Data provided:
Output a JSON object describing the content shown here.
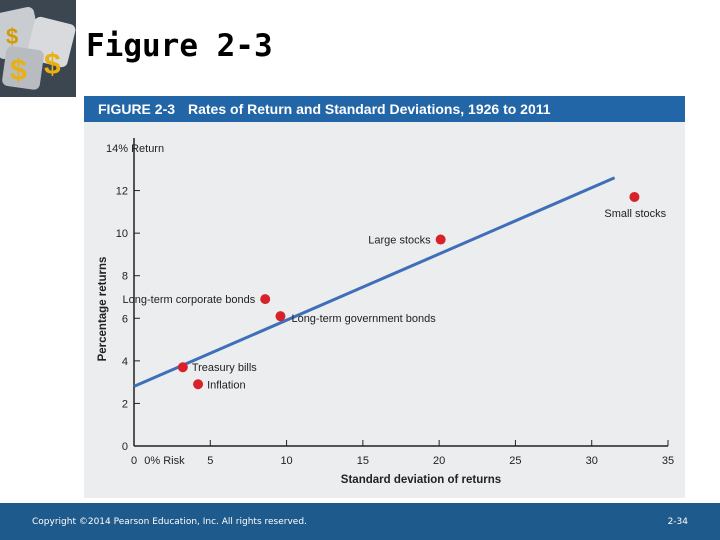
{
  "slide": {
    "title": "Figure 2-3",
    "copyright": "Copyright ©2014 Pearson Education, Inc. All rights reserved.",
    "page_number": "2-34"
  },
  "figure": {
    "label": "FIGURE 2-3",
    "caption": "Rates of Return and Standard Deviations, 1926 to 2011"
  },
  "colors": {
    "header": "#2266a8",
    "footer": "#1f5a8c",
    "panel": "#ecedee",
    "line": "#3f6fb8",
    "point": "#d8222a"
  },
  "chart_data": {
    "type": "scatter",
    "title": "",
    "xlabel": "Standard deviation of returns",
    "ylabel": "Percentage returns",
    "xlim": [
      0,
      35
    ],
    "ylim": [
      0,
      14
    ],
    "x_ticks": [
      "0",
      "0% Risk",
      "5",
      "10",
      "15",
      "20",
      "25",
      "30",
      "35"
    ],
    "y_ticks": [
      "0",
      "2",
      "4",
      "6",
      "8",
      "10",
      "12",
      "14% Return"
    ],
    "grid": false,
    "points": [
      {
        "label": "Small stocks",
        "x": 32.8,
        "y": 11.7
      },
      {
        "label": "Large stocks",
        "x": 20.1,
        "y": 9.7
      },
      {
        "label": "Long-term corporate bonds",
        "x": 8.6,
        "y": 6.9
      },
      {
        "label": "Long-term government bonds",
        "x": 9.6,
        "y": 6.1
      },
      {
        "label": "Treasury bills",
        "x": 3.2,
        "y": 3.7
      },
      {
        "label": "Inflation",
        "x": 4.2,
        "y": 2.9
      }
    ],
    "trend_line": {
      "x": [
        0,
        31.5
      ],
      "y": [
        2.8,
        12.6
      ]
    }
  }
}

To be done:
Using the records above, pull out each line where the word "returns" occurs.

The output:
    "xlabel": "Standard deviation of returns",
    "ylabel": "Percentage returns",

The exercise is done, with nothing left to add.